* START *

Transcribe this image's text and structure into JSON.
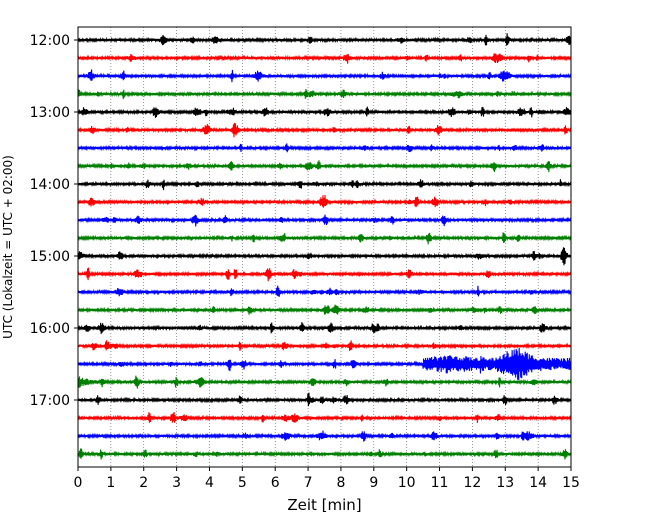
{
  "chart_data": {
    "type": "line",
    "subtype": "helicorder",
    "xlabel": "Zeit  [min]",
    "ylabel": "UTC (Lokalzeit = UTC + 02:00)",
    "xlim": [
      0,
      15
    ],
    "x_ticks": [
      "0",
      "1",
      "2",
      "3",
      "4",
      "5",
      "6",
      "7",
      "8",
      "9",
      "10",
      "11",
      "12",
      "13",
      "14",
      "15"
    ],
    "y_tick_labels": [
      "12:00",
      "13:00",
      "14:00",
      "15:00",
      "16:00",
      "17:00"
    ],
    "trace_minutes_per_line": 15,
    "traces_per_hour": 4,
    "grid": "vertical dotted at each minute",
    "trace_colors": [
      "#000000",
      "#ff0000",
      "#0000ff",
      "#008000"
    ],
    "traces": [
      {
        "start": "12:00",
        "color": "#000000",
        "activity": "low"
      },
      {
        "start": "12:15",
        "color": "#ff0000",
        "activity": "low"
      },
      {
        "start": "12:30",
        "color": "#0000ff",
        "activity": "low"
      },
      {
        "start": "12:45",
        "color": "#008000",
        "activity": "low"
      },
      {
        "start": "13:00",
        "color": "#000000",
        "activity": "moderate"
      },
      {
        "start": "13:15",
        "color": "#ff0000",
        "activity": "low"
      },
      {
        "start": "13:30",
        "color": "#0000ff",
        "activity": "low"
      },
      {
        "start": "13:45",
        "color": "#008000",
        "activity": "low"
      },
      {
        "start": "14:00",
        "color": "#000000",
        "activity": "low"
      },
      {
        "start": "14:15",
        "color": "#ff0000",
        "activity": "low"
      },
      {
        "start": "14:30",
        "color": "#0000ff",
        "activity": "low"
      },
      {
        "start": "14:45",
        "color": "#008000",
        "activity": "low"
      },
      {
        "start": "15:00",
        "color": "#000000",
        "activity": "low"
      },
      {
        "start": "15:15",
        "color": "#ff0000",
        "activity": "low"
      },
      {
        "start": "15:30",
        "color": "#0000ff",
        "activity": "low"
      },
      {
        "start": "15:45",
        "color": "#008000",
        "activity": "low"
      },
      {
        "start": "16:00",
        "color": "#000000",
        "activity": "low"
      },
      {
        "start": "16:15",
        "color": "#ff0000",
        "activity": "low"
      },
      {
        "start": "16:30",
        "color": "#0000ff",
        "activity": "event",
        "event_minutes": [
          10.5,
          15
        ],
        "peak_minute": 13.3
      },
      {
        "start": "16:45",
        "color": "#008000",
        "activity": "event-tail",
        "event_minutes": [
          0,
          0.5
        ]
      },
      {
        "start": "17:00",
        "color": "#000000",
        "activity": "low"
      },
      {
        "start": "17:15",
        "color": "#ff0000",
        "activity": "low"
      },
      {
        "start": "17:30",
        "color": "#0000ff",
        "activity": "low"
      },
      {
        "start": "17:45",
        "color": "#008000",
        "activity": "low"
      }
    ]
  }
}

* END *
* START *

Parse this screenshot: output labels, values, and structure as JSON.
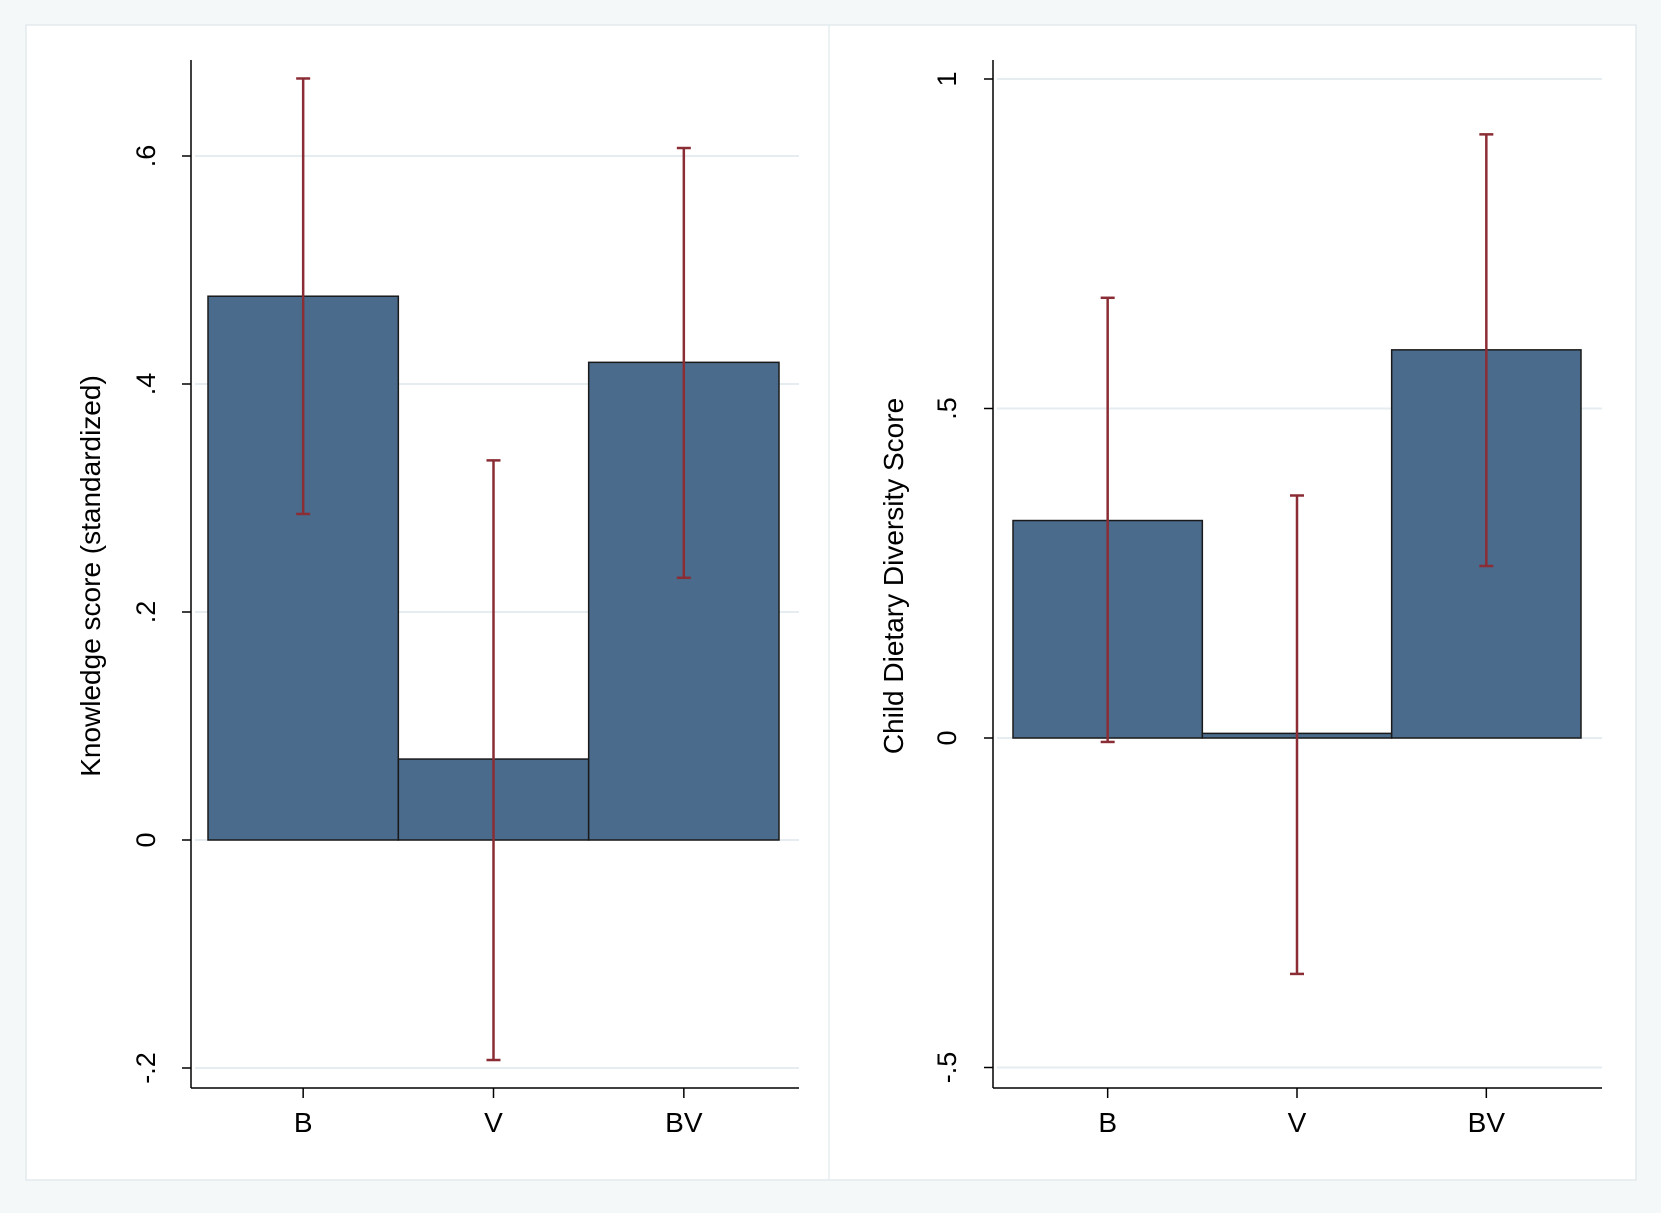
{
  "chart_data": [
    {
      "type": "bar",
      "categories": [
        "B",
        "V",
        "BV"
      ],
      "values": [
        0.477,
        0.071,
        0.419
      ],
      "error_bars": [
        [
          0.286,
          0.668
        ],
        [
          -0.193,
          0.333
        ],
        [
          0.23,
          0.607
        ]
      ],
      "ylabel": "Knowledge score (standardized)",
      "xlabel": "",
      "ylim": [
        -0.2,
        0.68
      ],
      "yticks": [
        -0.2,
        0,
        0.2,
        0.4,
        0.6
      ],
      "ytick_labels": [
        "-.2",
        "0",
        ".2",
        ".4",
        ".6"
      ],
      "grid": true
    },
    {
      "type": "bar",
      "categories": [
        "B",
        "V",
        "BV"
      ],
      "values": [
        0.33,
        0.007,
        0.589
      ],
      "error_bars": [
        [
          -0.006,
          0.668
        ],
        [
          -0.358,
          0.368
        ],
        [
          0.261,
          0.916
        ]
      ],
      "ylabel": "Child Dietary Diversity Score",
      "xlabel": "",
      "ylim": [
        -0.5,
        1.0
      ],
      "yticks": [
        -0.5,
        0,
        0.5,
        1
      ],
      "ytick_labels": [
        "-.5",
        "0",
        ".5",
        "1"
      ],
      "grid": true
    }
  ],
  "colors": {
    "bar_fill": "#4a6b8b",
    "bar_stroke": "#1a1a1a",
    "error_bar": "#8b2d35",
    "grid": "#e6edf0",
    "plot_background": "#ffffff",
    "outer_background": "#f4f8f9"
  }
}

* END *

_WRITTEN REQUEST_
Check every line for "JSON" and show the ones that have it.

_SOLUTION FOR THIS TASK_
Transcribe this image's text and structure into JSON.
Parse this screenshot: output labels, values, and structure as JSON.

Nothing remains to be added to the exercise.